TASK DIRECTIONS
Reproduce verbatim the lines from the start of the entries through the line holding "prenom-input[interactable] <box>982 363", inclusive.

EXERCISE DATA
▶

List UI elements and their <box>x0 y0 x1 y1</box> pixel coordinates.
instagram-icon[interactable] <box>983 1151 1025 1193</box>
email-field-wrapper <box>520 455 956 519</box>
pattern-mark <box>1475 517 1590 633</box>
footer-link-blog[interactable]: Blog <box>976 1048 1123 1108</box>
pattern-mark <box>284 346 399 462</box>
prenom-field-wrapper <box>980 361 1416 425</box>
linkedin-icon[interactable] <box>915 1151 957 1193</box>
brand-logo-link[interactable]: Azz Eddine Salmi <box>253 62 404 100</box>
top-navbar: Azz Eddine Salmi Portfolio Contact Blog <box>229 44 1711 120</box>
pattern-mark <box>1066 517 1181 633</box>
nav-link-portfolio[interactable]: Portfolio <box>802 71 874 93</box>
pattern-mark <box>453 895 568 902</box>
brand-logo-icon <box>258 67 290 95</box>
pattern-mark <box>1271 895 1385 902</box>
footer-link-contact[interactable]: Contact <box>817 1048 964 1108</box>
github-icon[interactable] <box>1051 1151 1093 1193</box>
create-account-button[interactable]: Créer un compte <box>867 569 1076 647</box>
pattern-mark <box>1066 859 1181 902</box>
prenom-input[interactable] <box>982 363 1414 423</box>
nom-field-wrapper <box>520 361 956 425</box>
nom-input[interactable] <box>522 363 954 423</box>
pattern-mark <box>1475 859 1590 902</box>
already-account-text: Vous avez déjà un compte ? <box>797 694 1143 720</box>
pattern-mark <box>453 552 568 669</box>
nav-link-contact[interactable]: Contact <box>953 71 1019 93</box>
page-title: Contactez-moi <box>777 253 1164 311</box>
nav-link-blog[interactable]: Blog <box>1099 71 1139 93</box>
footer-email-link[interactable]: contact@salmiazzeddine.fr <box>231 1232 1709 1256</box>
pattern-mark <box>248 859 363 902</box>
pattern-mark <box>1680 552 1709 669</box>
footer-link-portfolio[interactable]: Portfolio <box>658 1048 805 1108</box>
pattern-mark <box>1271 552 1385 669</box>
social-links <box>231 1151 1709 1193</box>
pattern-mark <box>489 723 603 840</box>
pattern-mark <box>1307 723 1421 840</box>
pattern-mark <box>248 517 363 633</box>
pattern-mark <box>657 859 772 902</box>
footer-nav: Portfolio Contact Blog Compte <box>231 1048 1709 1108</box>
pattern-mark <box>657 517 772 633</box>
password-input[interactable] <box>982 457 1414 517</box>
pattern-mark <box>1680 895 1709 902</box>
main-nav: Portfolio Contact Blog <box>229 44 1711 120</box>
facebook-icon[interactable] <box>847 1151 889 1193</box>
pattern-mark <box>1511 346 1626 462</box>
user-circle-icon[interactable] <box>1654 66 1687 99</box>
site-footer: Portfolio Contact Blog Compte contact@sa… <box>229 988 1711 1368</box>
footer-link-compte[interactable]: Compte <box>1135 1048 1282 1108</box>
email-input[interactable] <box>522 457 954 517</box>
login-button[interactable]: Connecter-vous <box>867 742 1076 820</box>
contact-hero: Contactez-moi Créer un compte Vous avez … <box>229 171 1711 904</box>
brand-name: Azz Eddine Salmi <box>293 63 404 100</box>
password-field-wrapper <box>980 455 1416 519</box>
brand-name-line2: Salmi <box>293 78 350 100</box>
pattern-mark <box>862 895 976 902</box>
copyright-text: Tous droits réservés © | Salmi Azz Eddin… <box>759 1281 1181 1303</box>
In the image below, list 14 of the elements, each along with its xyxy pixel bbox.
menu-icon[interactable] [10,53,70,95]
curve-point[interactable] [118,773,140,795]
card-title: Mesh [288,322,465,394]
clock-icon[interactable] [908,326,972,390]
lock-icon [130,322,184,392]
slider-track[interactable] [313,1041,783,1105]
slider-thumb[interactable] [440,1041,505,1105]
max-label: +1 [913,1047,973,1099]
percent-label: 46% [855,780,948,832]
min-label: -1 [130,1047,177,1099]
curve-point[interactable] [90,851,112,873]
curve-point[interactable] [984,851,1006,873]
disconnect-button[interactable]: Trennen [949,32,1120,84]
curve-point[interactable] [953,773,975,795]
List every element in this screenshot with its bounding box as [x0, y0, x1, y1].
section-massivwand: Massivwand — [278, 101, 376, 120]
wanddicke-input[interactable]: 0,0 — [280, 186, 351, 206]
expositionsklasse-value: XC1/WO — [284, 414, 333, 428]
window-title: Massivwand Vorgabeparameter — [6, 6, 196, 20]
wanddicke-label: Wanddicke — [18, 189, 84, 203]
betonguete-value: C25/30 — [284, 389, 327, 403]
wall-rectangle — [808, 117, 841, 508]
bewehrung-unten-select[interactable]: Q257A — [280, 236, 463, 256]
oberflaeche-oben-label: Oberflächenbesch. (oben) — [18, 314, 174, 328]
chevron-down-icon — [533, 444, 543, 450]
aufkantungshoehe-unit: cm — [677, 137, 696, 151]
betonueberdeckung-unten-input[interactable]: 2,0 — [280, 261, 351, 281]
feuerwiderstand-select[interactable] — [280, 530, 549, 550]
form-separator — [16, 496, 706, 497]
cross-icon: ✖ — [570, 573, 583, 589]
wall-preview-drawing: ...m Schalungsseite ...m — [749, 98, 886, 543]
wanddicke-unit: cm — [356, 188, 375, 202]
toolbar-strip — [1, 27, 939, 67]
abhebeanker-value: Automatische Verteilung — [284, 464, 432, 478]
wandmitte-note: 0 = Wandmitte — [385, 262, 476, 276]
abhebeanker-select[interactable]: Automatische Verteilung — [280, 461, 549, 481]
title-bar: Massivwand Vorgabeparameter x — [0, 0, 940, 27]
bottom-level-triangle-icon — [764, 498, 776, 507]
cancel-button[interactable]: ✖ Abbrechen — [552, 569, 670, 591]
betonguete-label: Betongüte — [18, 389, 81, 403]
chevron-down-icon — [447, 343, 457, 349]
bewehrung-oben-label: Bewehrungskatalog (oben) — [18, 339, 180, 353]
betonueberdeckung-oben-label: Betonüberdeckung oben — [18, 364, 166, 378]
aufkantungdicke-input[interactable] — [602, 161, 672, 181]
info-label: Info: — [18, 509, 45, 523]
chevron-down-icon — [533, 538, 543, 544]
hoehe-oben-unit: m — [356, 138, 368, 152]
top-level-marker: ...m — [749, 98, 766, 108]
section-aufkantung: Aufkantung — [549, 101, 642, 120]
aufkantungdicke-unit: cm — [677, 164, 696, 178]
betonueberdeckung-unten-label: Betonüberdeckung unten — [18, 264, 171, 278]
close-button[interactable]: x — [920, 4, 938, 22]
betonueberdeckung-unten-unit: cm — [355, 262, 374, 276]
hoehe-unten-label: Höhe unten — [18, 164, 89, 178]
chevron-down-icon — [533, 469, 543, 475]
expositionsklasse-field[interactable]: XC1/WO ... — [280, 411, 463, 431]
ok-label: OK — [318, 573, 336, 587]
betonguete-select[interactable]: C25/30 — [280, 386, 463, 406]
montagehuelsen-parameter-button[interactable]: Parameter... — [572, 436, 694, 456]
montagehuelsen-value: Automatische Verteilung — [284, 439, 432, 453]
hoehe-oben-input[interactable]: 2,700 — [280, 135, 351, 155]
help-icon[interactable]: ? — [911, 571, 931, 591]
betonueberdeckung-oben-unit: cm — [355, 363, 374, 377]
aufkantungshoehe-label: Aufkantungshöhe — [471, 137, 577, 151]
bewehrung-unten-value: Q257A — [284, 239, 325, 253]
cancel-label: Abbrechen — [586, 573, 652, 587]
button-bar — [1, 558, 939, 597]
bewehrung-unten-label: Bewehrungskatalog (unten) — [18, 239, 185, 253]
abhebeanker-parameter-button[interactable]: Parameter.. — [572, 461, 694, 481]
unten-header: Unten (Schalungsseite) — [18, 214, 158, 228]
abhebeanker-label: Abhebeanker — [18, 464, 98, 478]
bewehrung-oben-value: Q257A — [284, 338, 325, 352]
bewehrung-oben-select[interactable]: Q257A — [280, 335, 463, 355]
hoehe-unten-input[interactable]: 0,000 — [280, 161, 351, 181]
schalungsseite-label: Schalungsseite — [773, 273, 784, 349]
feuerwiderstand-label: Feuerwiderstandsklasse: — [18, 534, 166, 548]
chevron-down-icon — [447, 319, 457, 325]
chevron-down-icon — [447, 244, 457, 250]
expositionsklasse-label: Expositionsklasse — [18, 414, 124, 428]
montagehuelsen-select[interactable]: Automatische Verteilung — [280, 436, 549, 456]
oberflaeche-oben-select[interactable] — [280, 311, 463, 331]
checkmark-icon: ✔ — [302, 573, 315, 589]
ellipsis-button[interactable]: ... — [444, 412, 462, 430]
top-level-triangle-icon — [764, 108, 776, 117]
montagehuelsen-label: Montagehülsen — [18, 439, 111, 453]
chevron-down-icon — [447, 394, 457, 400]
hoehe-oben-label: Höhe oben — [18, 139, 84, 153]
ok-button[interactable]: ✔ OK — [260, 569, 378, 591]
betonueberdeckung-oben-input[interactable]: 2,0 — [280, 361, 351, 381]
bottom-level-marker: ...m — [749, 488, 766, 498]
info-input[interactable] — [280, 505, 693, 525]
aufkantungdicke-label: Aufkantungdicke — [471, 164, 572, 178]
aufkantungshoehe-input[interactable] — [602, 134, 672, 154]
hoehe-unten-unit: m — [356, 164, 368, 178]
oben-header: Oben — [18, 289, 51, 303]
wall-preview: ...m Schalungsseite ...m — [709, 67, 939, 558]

◀

REPLY
List UI elements and their <box>x0 y0 x1 y1</box> pixel coordinates.
instagram-icon[interactable] <box>983 1151 1025 1193</box>
email-field-wrapper <box>520 455 956 519</box>
pattern-mark <box>1475 517 1590 633</box>
footer-link-blog[interactable]: Blog <box>976 1048 1123 1108</box>
pattern-mark <box>284 346 399 462</box>
prenom-field-wrapper <box>980 361 1416 425</box>
linkedin-icon[interactable] <box>915 1151 957 1193</box>
brand-logo-link[interactable]: Azz Eddine Salmi <box>253 62 404 100</box>
top-navbar: Azz Eddine Salmi Portfolio Contact Blog <box>229 44 1711 120</box>
pattern-mark <box>1066 517 1181 633</box>
nav-link-portfolio[interactable]: Portfolio <box>802 71 874 93</box>
pattern-mark <box>453 895 568 902</box>
brand-logo-icon <box>258 67 290 95</box>
pattern-mark <box>1271 895 1385 902</box>
footer-link-contact[interactable]: Contact <box>817 1048 964 1108</box>
github-icon[interactable] <box>1051 1151 1093 1193</box>
create-account-button[interactable]: Créer un compte <box>867 569 1076 647</box>
pattern-mark <box>1066 859 1181 902</box>
prenom-input[interactable] <box>982 363 1414 423</box>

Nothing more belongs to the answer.